What this task involves: Find the line containing "What data populates". Retype it and every line after it through the end of the entries, exactly as written, with nothing added.

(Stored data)

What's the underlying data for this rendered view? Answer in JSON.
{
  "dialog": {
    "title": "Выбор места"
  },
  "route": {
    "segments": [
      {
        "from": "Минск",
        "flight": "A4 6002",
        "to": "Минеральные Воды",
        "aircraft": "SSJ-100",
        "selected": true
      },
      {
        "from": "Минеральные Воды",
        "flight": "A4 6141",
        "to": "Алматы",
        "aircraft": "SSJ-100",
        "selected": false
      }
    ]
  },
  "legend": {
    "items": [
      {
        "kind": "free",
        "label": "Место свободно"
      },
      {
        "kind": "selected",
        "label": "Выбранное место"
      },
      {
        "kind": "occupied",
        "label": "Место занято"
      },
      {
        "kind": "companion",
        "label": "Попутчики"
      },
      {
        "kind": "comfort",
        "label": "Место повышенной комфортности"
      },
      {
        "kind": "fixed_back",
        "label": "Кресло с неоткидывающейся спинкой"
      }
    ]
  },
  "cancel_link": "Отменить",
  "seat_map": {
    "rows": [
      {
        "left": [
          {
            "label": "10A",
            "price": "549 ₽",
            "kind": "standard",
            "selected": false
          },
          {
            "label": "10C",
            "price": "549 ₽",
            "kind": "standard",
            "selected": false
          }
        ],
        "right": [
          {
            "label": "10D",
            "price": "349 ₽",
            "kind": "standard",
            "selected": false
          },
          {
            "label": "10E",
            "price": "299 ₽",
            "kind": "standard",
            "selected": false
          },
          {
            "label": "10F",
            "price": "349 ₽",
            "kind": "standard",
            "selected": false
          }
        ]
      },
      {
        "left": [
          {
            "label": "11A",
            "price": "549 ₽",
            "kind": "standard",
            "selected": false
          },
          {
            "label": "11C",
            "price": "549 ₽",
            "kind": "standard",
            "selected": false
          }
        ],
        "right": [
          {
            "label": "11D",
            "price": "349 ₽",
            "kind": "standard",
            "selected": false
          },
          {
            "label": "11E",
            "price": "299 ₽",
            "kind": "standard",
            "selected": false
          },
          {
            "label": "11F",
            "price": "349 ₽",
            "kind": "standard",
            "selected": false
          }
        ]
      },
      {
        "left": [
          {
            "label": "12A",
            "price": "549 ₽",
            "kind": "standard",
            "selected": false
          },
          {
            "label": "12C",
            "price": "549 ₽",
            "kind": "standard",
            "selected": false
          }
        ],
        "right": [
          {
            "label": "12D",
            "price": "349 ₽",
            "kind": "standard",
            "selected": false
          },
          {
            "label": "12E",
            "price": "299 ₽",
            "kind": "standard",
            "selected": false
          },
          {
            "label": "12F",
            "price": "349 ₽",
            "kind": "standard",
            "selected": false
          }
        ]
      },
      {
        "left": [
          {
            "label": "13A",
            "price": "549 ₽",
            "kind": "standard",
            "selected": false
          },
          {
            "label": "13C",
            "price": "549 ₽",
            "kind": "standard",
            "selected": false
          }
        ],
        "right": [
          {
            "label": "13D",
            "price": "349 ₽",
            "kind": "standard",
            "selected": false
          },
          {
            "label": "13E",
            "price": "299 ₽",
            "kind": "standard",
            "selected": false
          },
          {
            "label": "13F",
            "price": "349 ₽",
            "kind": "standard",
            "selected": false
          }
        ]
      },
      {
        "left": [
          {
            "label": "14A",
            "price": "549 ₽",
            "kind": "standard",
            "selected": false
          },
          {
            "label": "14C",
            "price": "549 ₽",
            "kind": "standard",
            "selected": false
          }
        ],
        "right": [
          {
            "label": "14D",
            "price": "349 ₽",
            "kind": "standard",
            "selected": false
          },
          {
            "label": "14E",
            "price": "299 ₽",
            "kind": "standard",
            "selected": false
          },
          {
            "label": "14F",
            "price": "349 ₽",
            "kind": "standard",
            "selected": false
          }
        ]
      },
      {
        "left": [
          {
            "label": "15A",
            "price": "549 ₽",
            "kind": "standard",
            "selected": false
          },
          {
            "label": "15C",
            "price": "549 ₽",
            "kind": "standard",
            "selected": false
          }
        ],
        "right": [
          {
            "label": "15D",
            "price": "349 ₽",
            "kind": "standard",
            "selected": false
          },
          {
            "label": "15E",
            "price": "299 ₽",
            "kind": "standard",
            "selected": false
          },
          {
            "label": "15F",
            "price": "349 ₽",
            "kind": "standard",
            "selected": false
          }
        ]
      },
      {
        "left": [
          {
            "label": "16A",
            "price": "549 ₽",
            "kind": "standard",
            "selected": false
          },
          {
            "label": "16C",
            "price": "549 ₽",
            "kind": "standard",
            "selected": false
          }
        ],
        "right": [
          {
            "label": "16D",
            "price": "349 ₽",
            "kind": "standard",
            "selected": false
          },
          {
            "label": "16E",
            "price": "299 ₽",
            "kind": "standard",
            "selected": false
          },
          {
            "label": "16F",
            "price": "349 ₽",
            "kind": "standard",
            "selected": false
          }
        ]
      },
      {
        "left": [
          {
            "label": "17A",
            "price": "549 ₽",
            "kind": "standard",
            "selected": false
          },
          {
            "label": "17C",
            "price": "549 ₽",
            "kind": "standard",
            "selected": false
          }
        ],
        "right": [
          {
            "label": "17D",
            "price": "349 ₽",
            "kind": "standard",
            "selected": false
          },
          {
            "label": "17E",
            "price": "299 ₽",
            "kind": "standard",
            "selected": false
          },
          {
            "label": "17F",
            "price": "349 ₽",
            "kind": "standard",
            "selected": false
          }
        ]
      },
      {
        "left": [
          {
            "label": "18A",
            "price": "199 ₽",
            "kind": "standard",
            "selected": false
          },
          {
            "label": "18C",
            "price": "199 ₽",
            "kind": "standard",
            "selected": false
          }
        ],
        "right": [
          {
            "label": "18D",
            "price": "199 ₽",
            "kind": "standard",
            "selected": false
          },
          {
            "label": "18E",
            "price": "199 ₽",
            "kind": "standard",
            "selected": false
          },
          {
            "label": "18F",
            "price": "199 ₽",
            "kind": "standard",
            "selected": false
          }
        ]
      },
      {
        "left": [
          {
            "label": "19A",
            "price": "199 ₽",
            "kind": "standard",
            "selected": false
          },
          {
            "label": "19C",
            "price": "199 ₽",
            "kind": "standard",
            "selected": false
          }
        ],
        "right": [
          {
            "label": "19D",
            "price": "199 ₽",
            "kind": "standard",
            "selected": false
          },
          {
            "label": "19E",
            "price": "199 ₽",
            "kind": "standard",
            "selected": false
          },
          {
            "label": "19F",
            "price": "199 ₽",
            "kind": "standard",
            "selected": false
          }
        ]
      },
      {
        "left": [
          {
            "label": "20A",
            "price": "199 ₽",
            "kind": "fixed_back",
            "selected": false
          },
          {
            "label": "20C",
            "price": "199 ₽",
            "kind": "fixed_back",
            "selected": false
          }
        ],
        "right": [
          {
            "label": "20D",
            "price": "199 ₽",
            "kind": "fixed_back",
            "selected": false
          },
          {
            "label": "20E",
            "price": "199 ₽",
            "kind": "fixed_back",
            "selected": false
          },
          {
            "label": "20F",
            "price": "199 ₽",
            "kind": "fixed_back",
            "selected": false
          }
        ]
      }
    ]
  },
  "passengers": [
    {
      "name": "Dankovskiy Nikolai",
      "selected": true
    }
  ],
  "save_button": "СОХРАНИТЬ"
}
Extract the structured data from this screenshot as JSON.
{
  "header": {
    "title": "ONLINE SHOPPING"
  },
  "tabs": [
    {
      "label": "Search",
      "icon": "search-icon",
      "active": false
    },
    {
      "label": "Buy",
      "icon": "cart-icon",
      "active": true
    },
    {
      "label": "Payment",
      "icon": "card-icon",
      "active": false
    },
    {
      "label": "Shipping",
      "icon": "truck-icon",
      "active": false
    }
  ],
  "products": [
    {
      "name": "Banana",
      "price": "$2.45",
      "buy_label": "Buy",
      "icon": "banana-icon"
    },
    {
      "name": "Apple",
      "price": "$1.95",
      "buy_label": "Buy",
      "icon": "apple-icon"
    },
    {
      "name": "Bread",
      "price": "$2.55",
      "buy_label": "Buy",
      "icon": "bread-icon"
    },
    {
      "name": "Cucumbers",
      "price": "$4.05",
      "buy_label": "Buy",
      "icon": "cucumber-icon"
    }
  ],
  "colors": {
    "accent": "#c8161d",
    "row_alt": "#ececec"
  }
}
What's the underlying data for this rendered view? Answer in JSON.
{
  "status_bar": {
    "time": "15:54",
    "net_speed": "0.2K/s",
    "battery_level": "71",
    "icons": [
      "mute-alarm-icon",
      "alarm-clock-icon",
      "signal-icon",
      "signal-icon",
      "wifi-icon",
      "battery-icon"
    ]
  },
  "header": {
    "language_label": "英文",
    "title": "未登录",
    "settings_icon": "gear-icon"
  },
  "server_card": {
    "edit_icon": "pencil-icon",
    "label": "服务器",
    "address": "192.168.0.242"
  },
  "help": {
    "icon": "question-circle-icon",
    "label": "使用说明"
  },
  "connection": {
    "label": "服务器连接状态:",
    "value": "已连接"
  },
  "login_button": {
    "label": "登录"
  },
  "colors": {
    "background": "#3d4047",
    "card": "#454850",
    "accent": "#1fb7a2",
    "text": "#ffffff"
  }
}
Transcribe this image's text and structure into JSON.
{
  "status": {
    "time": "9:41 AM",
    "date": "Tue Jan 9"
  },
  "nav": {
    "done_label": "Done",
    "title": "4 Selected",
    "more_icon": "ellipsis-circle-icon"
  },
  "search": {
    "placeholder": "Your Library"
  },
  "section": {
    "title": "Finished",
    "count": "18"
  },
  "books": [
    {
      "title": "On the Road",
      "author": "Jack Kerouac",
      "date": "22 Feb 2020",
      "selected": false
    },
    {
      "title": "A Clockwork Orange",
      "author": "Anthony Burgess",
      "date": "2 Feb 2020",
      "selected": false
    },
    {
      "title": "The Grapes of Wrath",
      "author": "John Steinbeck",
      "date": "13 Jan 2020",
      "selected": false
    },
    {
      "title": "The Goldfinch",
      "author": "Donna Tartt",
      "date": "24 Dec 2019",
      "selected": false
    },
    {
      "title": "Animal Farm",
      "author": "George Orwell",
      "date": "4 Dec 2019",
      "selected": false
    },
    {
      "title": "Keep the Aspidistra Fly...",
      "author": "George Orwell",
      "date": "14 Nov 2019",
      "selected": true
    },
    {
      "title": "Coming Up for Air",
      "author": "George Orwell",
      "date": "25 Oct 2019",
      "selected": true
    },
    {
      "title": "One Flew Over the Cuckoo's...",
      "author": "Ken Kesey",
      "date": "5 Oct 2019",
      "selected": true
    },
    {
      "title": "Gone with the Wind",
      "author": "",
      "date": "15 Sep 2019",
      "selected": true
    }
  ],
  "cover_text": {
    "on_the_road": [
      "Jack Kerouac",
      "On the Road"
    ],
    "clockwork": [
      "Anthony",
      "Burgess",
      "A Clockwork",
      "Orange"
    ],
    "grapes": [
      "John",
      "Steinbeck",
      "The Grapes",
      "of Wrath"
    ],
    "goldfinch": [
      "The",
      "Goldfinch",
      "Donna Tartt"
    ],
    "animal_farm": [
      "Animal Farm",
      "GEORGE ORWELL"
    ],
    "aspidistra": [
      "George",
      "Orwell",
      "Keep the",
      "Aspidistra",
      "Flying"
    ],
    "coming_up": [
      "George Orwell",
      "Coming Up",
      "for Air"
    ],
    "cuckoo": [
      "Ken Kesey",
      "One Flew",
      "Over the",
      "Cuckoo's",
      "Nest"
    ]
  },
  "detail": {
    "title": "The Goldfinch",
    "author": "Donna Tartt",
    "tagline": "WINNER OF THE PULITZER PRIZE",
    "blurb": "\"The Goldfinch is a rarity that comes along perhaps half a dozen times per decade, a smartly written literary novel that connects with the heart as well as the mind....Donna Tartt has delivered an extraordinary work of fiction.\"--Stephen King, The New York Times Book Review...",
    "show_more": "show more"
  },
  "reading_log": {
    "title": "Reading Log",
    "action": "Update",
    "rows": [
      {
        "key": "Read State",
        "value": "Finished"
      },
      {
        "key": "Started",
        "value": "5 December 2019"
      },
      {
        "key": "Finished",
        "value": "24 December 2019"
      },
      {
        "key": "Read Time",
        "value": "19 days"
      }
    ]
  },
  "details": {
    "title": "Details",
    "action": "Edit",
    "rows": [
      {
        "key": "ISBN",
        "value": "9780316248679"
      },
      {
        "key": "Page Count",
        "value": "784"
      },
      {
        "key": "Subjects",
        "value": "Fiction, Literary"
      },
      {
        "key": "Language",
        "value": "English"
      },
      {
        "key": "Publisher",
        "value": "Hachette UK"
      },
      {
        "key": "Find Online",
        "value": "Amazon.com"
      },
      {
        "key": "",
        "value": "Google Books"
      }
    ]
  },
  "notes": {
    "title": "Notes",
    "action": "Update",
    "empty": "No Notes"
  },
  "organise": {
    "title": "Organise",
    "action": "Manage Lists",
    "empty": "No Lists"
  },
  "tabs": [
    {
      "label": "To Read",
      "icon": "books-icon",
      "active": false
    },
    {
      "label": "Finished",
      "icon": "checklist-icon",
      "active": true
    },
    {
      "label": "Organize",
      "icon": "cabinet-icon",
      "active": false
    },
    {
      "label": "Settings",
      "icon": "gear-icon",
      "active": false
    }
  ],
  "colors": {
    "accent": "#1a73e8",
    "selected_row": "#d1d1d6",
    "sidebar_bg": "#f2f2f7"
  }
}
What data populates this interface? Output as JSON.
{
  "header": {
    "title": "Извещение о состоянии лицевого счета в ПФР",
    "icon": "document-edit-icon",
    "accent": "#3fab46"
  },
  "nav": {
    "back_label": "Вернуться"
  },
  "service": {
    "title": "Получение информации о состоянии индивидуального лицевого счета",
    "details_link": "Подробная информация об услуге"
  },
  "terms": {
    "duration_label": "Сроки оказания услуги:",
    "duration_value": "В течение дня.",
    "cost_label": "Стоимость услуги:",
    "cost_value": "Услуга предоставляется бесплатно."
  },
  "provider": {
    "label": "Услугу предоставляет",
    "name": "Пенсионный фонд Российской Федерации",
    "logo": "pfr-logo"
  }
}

Solution to this task:
What data populates this interface? Output as JSON.
{
  "header": {
    "title": "Извещение о состоянии лицевого счета в ПФР",
    "icon": "document-edit-icon",
    "accent": "#3fab46"
  },
  "nav": {
    "back_label": "Вернуться"
  },
  "service": {
    "title": "Получение информации о состоянии индивидуального лицевого счета",
    "details_link": "Подробная информация об услуге"
  },
  "terms": {
    "duration_label": "Сроки оказания услуги:",
    "duration_value": "В течение дня.",
    "cost_label": "Стоимость услуги:",
    "cost_value": "Услуга предоставляется бесплатно."
  },
  "provider": {
    "label": "Услугу предоставляет",
    "name": "Пенсионный фонд Российской Федерации",
    "logo": "pfr-logo"
  }
}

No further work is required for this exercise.